▶

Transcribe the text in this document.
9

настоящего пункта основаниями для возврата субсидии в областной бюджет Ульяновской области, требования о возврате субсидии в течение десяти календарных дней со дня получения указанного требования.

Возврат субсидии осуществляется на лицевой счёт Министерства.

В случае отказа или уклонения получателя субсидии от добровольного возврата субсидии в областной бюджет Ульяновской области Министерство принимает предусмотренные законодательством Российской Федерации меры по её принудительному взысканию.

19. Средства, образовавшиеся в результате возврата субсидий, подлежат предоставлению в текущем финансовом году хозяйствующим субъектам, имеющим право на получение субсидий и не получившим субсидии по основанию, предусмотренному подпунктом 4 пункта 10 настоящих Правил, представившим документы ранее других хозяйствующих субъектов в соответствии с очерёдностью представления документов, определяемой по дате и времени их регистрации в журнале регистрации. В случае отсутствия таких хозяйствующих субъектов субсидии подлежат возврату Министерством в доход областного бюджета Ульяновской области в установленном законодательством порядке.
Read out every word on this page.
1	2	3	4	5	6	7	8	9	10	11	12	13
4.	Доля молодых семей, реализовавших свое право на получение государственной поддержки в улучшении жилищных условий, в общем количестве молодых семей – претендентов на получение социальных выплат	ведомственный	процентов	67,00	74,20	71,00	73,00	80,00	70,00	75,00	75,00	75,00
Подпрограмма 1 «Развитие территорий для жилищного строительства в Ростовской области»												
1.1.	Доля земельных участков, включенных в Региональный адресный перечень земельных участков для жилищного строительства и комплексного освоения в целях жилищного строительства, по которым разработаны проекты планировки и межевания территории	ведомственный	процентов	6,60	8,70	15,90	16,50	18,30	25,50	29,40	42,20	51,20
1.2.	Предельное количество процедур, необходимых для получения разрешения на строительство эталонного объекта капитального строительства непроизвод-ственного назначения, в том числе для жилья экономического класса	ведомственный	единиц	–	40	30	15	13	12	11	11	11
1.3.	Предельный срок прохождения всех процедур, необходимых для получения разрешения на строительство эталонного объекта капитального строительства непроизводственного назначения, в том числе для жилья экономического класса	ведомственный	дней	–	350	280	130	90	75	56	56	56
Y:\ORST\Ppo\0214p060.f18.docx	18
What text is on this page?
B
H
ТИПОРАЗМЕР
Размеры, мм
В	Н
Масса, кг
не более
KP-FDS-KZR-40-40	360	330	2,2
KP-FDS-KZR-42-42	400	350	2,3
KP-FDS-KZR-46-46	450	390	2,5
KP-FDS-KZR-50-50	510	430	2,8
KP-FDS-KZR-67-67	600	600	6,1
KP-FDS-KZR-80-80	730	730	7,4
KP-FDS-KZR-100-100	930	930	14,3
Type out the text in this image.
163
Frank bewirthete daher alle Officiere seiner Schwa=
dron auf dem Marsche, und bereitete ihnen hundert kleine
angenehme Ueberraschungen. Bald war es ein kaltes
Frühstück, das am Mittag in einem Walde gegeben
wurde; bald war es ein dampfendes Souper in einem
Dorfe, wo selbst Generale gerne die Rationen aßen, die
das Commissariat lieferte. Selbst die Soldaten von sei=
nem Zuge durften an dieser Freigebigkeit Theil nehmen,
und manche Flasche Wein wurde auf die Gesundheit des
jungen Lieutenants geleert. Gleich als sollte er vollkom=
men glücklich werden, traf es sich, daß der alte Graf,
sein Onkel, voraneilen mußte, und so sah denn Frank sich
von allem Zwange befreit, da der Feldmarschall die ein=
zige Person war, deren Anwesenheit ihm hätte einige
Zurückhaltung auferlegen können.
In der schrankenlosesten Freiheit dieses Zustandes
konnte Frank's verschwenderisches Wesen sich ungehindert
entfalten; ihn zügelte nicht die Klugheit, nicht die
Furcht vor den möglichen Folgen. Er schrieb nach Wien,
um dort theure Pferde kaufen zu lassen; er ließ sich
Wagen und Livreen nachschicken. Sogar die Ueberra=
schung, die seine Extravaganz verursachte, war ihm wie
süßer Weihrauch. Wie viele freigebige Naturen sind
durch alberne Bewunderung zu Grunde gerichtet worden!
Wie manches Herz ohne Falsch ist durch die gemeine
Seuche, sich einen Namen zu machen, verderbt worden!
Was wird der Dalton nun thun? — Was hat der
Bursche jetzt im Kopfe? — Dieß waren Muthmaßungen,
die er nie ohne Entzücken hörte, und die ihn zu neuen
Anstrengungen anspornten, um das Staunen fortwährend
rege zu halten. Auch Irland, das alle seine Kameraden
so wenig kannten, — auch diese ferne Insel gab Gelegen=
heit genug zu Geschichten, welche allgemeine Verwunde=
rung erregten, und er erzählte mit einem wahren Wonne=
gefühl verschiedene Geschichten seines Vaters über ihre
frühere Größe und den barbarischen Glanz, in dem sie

◀

### Task:
Collect the lines of the records that include the string "пункта".

### The reply:
настоящего пункта основаниями для возврата субсидии в областной бюджет Ульяновской области, требования о возврате субсидии в течение десяти календарных дней со дня получения указанного требования.
19. Средства, образовавшиеся в результате возврата субсидий, подлежат предоставлению в текущем финансовом году хозяйствующим субъектам, имеющим право на получение субсидий и не получившим субсидии по основанию, предусмотренному подпунктом 4 пункта 10 настоящих Правил, представившим документы ранее других хозяйствующих субъектов в соответствии с очерёдностью представления документов, определяемой по дате и времени их регистрации в журнале регистрации. В случае отсутствия таких хозяйствующих субъектов субсидии подлежат возврату Министерством в доход областного бюджета Ульяновской области в установленном законодательством порядке.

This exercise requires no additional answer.